══ Material to process

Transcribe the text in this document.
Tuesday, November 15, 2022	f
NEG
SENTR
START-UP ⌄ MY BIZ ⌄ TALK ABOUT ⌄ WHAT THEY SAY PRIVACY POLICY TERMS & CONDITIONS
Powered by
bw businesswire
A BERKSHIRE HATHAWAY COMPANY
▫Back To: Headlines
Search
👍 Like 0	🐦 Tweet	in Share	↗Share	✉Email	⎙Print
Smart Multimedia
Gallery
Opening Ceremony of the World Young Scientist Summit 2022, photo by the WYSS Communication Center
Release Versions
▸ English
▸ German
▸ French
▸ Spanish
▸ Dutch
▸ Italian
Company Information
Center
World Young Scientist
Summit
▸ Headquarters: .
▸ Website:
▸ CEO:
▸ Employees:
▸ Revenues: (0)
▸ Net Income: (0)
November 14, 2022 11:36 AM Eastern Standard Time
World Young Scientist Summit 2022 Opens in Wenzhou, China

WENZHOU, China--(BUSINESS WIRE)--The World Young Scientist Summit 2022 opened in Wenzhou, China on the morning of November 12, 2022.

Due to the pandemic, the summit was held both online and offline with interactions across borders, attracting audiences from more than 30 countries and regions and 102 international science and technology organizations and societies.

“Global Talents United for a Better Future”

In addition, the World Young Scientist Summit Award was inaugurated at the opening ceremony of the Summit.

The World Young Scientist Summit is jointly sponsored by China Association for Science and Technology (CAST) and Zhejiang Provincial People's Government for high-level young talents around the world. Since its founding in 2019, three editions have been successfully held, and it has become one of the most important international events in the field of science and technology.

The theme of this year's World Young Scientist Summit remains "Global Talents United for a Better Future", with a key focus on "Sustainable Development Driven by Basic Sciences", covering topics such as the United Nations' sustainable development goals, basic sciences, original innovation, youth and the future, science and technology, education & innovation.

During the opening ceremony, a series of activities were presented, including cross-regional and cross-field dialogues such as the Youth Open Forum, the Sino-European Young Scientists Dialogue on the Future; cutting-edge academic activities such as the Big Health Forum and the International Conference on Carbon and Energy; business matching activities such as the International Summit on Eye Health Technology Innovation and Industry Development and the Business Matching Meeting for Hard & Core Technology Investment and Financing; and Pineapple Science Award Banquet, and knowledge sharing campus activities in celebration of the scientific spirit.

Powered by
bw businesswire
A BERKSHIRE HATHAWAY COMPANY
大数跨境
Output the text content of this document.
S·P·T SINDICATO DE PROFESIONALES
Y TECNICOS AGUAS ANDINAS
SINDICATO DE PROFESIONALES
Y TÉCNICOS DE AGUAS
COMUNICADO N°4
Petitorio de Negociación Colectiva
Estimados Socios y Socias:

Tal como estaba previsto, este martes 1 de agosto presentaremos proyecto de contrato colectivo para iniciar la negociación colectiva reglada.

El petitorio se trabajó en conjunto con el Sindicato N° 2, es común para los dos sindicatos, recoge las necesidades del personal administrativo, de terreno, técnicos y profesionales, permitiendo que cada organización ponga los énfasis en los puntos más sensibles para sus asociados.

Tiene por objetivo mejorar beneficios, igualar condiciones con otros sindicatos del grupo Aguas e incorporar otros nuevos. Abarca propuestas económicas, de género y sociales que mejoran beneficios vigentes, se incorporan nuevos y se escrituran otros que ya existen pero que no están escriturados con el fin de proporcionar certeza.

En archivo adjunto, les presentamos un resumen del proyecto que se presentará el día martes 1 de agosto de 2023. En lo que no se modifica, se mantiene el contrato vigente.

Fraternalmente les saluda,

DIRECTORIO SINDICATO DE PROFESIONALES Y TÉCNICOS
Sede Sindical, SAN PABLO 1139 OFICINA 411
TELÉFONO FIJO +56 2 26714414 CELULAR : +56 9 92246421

════

* [What to work on] Restate all of the entries above precisely.

* [Result of the exercise]
Transcribe the text in this document.
Tuesday, November 15, 2022	f
NEG
SENTR
START-UP ⌄ MY BIZ ⌄ TALK ABOUT ⌄ WHAT THEY SAY PRIVACY POLICY TERMS & CONDITIONS
Powered by
bw businesswire
A BERKSHIRE HATHAWAY COMPANY
▫Back To: Headlines
Search
👍 Like 0	🐦 Tweet	in Share	↗Share	✉Email	⎙Print
Smart Multimedia
Gallery
Opening Ceremony of the World Young Scientist Summit 2022, photo by the WYSS Communication Center
Release Versions
▸ English
▸ German
▸ French
▸ Spanish
▸ Dutch
▸ Italian
Company Information
Center
World Young Scientist
Summit
▸ Headquarters: .
▸ Website:
▸ CEO:
▸ Employees:
▸ Revenues: (0)
▸ Net Income: (0)
November 14, 2022 11:36 AM Eastern Standard Time
World Young Scientist Summit 2022 Opens in Wenzhou, China

WENZHOU, China--(BUSINESS WIRE)--The World Young Scientist Summit 2022 opened in Wenzhou, China on the morning of November 12, 2022.

Due to the pandemic, the summit was held both online and offline with interactions across borders, attracting audiences from more than 30 countries and regions and 102 international science and technology organizations and societies.

“Global Talents United for a Better Future”

In addition, the World Young Scientist Summit Award was inaugurated at the opening ceremony of the Summit.

The World Young Scientist Summit is jointly sponsored by China Association for Science and Technology (CAST) and Zhejiang Provincial People's Government for high-level young talents around the world. Since its founding in 2019, three editions have been successfully held, and it has become one of the most important international events in the field of science and technology.

The theme of this year's World Young Scientist Summit remains "Global Talents United for a Better Future", with a key focus on "Sustainable Development Driven by Basic Sciences", covering topics such as the United Nations' sustainable development goals, basic sciences, original innovation, youth and the future, science and technology, education & innovation.

During the opening ceremony, a series of activities were presented, including cross-regional and cross-field dialogues such as the Youth Open Forum, the Sino-European Young Scientists Dialogue on the Future; cutting-edge academic activities such as the Big Health Forum and the International Conference on Carbon and Energy; business matching activities such as the International Summit on Eye Health Technology Innovation and Industry Development and the Business Matching Meeting for Hard & Core Technology Investment and Financing; and Pineapple Science Award Banquet, and knowledge sharing campus activities in celebration of the scientific spirit.

Powered by
bw businesswire
A BERKSHIRE HATHAWAY COMPANY
大数跨境
Output the text content of this document.
S·P·T SINDICATO DE PROFESIONALES
Y TECNICOS AGUAS ANDINAS
SINDICATO DE PROFESIONALES
Y TÉCNICOS DE AGUAS
COMUNICADO N°4
Petitorio de Negociación Colectiva
Estimados Socios y Socias:

Tal como estaba previsto, este martes 1 de agosto presentaremos proyecto de contrato colectivo para iniciar la negociación colectiva reglada.

El petitorio se trabajó en conjunto con el Sindicato N° 2, es común para los dos sindicatos, recoge las necesidades del personal administrativo, de terreno, técnicos y profesionales, permitiendo que cada organización ponga los énfasis en los puntos más sensibles para sus asociados.

Tiene por objetivo mejorar beneficios, igualar condiciones con otros sindicatos del grupo Aguas e incorporar otros nuevos. Abarca propuestas económicas, de género y sociales que mejoran beneficios vigentes, se incorporan nuevos y se escrituran otros que ya existen pero que no están escriturados con el fin de proporcionar certeza.

En archivo adjunto, les presentamos un resumen del proyecto que se presentará el día martes 1 de agosto de 2023. En lo que no se modifica, se mantiene el contrato vigente.

Fraternalmente les saluda,

DIRECTORIO SINDICATO DE PROFESIONALES Y TÉCNICOS
Sede Sindical, SAN PABLO 1139 OFICINA 411
TELÉFONO FIJO +56 2 26714414 CELULAR : +56 9 92246421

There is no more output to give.